• **Set exercise**
Count each line below that has "name" anywhere in it. Answer with the total alone.

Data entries
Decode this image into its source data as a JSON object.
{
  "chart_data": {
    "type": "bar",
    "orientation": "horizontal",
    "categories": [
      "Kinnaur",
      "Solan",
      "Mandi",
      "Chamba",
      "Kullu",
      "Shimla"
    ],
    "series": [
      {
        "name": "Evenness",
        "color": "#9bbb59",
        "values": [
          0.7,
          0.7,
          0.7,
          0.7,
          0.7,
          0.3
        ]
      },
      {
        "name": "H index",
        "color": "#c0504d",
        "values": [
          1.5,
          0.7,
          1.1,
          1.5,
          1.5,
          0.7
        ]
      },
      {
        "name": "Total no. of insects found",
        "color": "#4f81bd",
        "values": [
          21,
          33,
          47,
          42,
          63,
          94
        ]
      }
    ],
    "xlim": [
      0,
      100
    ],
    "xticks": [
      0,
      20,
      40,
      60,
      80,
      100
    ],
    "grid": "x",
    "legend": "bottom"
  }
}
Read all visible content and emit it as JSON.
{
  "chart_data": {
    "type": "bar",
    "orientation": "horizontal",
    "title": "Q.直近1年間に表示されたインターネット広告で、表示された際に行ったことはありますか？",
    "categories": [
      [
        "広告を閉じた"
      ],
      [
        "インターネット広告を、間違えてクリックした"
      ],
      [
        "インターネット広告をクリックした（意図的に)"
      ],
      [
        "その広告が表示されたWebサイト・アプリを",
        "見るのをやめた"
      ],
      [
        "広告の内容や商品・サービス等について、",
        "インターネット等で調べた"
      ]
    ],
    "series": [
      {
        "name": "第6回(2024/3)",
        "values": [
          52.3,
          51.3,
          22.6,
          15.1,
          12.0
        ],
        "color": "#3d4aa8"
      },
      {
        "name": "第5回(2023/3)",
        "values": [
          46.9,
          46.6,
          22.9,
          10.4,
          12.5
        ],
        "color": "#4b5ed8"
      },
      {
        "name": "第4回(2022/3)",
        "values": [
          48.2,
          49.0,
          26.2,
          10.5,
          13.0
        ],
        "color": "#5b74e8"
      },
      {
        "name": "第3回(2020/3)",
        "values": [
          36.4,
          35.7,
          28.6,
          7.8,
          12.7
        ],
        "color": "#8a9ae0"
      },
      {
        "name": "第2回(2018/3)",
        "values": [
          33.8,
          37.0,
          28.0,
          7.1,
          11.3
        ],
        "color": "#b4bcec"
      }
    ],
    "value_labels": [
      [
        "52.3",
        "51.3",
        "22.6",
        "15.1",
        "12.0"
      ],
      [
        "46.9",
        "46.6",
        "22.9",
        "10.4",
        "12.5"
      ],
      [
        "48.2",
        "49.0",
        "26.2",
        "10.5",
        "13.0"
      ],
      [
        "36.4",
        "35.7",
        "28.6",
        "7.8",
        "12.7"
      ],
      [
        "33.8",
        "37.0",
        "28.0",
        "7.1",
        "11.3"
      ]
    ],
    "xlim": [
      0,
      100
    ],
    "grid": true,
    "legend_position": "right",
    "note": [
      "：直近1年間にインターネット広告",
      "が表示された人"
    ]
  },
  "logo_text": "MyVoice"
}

• **Complete response**
8